Stored data entries
--*--
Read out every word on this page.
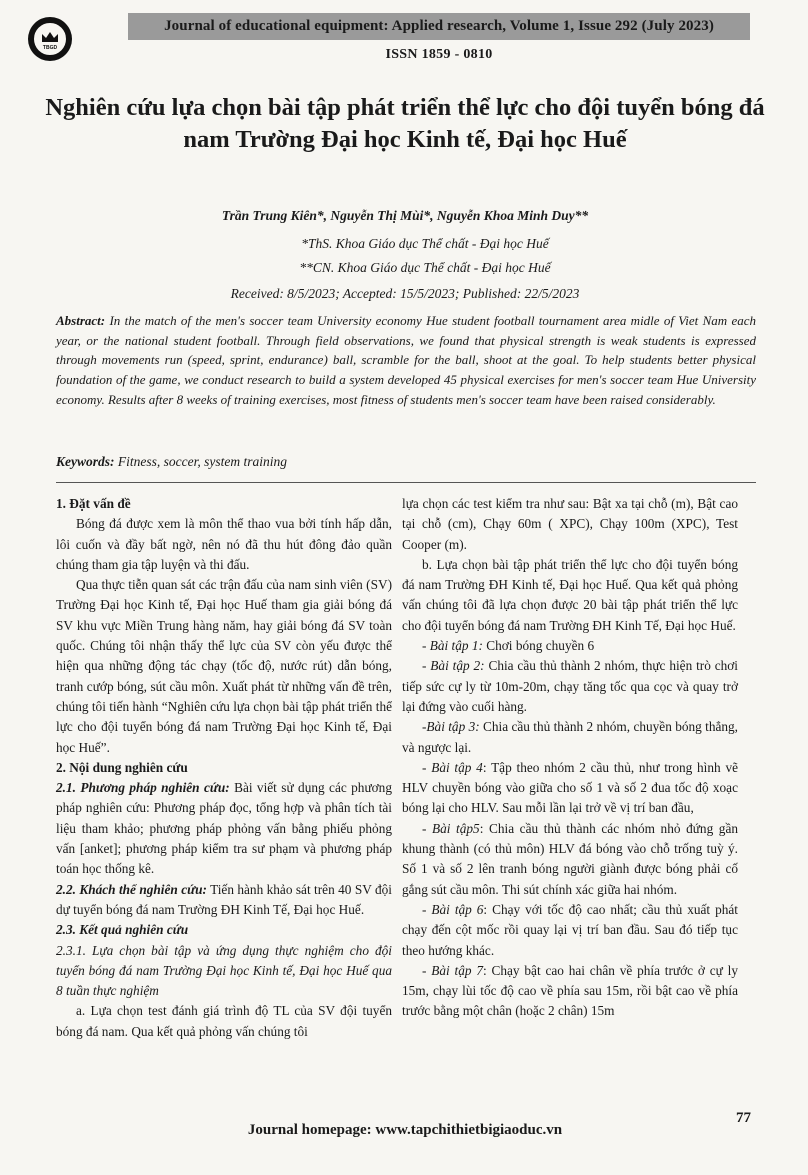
Journal of educational equipment: Applied research, Volume 1, Issue 292 (July 2023)
ISSN 1859 - 0810
TBGD
Nghiên cứu lựa chọn bài tập phát triển thể lực cho đội tuyển bóng đá nam Trường Đại học Kinh tế, Đại học Huế
Trần Trung Kiên*, Nguyễn Thị Mùi*, Nguyễn Khoa Minh Duy**
*ThS. Khoa Giáo dục Thể chất - Đại học Huế
**CN. Khoa Giáo dục Thể chất - Đại học Huế
Received: 8/5/2023; Accepted: 15/5/2023; Published: 22/5/2023
Abstract: In the match of the men's soccer team University economy Hue student football tournament area midle of Viet Nam each year, or the national student football. Through field observations, we found that physical strength is weak students is expressed through movements run (speed, sprint, endurance) ball, scramble for the ball, shoot at the goal. To help students better physical foundation of the game, we conduct research to build a system developed 45 physical exercises for men's soccer team Hue University economy. Results after 8 weeks of training exercises, most fitness of students men's soccer team have been raised considerably.
Keywords: Fitness, soccer, system training

1. Đặt vấn đề

Bóng đá được xem là môn thể thao vua bởi tính hấp dẫn, lôi cuốn và đầy bất ngờ, nên nó đã thu hút đông đảo quần chúng tham gia tập luyện và thi đấu.

Qua thực tiễn quan sát các trận đấu của nam sinh viên (SV) Trường Đại học Kinh tế, Đại học Huế tham gia giải bóng đá SV khu vực Miền Trung hàng năm, hay giải bóng đá SV toàn quốc. Chúng tôi nhận thấy thể lực của SV còn yếu được thể hiện qua những động tác chạy (tốc độ, nước rút) dẫn bóng, tranh cướp bóng, sút cầu môn. Xuất phát từ những vấn đề trên, chúng tôi tiến hành “Nghiên cứu lựa chọn bài tập phát triển thể lực cho đội tuyển bóng đá nam Trường Đại học Kinh tế, Đại học Huế”.

2. Nội dung nghiên cứu

2.1. Phương pháp nghiên cứu: Bài viết sử dụng các phương pháp nghiên cứu: Phương pháp đọc, tổng hợp và phân tích tài liệu tham khảo; phương pháp phỏng vấn bằng phiếu phỏng vấn [anket]; phương pháp kiểm tra sư phạm và phương pháp toán học thống kê.

2.2. Khách thể nghiên cứu: Tiến hành khảo sát trên 40 SV đội dự tuyển bóng đá nam Trường ĐH Kinh Tế, Đại học Huế.

2.3. Kết quả nghiên cứu

2.3.1. Lựa chọn bài tập và ứng dụng thực nghiệm cho đội tuyển bóng đá nam Trường Đại học Kinh tế, Đại học Huế qua 8 tuần thực nghiệm

a. Lựa chọn test đánh giá trình độ TL của SV đội tuyển bóng đá nam. Qua kết quả phỏng vấn chúng tôi

lựa chọn các test kiểm tra như sau: Bật xa tại chỗ (m), Bật cao tại chỗ (cm), Chạy 60m ( XPC), Chạy 100m (XPC), Test Cooper (m).

b. Lựa chọn bài tập phát triển thể lực cho đội tuyển bóng đá nam Trường ĐH Kinh tế, Đại học Huế. Qua kết quả phỏng vấn chúng tôi đã lựa chọn được 20 bài tập phát triển thể lực cho đội tuyển bóng đá nam Trường ĐH Kinh Tế, Đại học Huế.

- Bài tập 1: Chơi bóng chuyền 6

- Bài tập 2: Chia cầu thủ thành 2 nhóm, thực hiện trò chơi tiếp sức cự ly từ 10m-20m, chạy tăng tốc qua cọc và quay trở lại đứng vào cuối hàng.

-Bài tập 3: Chia cầu thủ thành 2 nhóm, chuyền bóng thẳng, và ngược lại.

- Bài tập 4: Tập theo nhóm 2 cầu thủ, như trong hình vẽ HLV chuyền bóng vào giữa cho số 1 và số 2 đua tốc độ xoạc bóng lại cho HLV. Sau mỗi lần lại trở về vị trí ban đầu,

- Bài tập5: Chia cầu thủ thành các nhóm nhỏ đứng gần khung thành (có thủ môn) HLV đá bóng vào chỗ trống tuỳ ý. Số 1 và số 2 lên tranh bóng người giành được bóng phải cố gắng sút cầu môn. Thi sút chính xác giữa hai nhóm.

- Bài tập 6: Chạy với tốc độ cao nhất; cầu thủ xuất phát chạy đến cột mốc rồi quay lại vị trí ban đầu. Sau đó tiếp tục theo hướng khác.

- Bài tập 7: Chạy bật cao hai chân về phía trước ở cự ly 15m, chạy lùi tốc độ cao về phía sau 15m, rồi bật cao về phía trước bằng một chân (hoặc 2 chân) 15m

77
Journal homepage: www.tapchithietbigiaoduc.vn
--*--
Task statement: Make an exact copy of the whole listing, but don't bring over any pictures.

Answer to this exercise:
Read out every word on this page.
Journal of educational equipment: Applied research, Volume 1, Issue 292 (July 2023)
ISSN 1859 - 0810
TBGD
Nghiên cứu lựa chọn bài tập phát triển thể lực cho đội tuyển bóng đá nam Trường Đại học Kinh tế, Đại học Huế
Trần Trung Kiên*, Nguyễn Thị Mùi*, Nguyễn Khoa Minh Duy**
*ThS. Khoa Giáo dục Thể chất - Đại học Huế
**CN. Khoa Giáo dục Thể chất - Đại học Huế
Received: 8/5/2023; Accepted: 15/5/2023; Published: 22/5/2023
Abstract: In the match of the men's soccer team University economy Hue student football tournament area midle of Viet Nam each year, or the national student football. Through field observations, we found that physical strength is weak students is expressed through movements run (speed, sprint, endurance) ball, scramble for the ball, shoot at the goal. To help students better physical foundation of the game, we conduct research to build a system developed 45 physical exercises for men's soccer team Hue University economy. Results after 8 weeks of training exercises, most fitness of students men's soccer team have been raised considerably.
Keywords: Fitness, soccer, system training

1. Đặt vấn đề

Bóng đá được xem là môn thể thao vua bởi tính hấp dẫn, lôi cuốn và đầy bất ngờ, nên nó đã thu hút đông đảo quần chúng tham gia tập luyện và thi đấu.

Qua thực tiễn quan sát các trận đấu của nam sinh viên (SV) Trường Đại học Kinh tế, Đại học Huế tham gia giải bóng đá SV khu vực Miền Trung hàng năm, hay giải bóng đá SV toàn quốc. Chúng tôi nhận thấy thể lực của SV còn yếu được thể hiện qua những động tác chạy (tốc độ, nước rút) dẫn bóng, tranh cướp bóng, sút cầu môn. Xuất phát từ những vấn đề trên, chúng tôi tiến hành “Nghiên cứu lựa chọn bài tập phát triển thể lực cho đội tuyển bóng đá nam Trường Đại học Kinh tế, Đại học Huế”.

2. Nội dung nghiên cứu

2.1. Phương pháp nghiên cứu: Bài viết sử dụng các phương pháp nghiên cứu: Phương pháp đọc, tổng hợp và phân tích tài liệu tham khảo; phương pháp phỏng vấn bằng phiếu phỏng vấn [anket]; phương pháp kiểm tra sư phạm và phương pháp toán học thống kê.

2.2. Khách thể nghiên cứu: Tiến hành khảo sát trên 40 SV đội dự tuyển bóng đá nam Trường ĐH Kinh Tế, Đại học Huế.

2.3. Kết quả nghiên cứu

2.3.1. Lựa chọn bài tập và ứng dụng thực nghiệm cho đội tuyển bóng đá nam Trường Đại học Kinh tế, Đại học Huế qua 8 tuần thực nghiệm

a. Lựa chọn test đánh giá trình độ TL của SV đội tuyển bóng đá nam. Qua kết quả phỏng vấn chúng tôi

lựa chọn các test kiểm tra như sau: Bật xa tại chỗ (m), Bật cao tại chỗ (cm), Chạy 60m ( XPC), Chạy 100m (XPC), Test Cooper (m).

b. Lựa chọn bài tập phát triển thể lực cho đội tuyển bóng đá nam Trường ĐH Kinh tế, Đại học Huế. Qua kết quả phỏng vấn chúng tôi đã lựa chọn được 20 bài tập phát triển thể lực cho đội tuyển bóng đá nam Trường ĐH Kinh Tế, Đại học Huế.

- Bài tập 1: Chơi bóng chuyền 6

- Bài tập 2: Chia cầu thủ thành 2 nhóm, thực hiện trò chơi tiếp sức cự ly từ 10m-20m, chạy tăng tốc qua cọc và quay trở lại đứng vào cuối hàng.

-Bài tập 3: Chia cầu thủ thành 2 nhóm, chuyền bóng thẳng, và ngược lại.

- Bài tập 4: Tập theo nhóm 2 cầu thủ, như trong hình vẽ HLV chuyền bóng vào giữa cho số 1 và số 2 đua tốc độ xoạc bóng lại cho HLV. Sau mỗi lần lại trở về vị trí ban đầu,

- Bài tập5: Chia cầu thủ thành các nhóm nhỏ đứng gần khung thành (có thủ môn) HLV đá bóng vào chỗ trống tuỳ ý. Số 1 và số 2 lên tranh bóng người giành được bóng phải cố gắng sút cầu môn. Thi sút chính xác giữa hai nhóm.

- Bài tập 6: Chạy với tốc độ cao nhất; cầu thủ xuất phát chạy đến cột mốc rồi quay lại vị trí ban đầu. Sau đó tiếp tục theo hướng khác.

- Bài tập 7: Chạy bật cao hai chân về phía trước ở cự ly 15m, chạy lùi tốc độ cao về phía sau 15m, rồi bật cao về phía trước bằng một chân (hoặc 2 chân) 15m

77
Journal homepage: www.tapchithietbigiaoduc.vn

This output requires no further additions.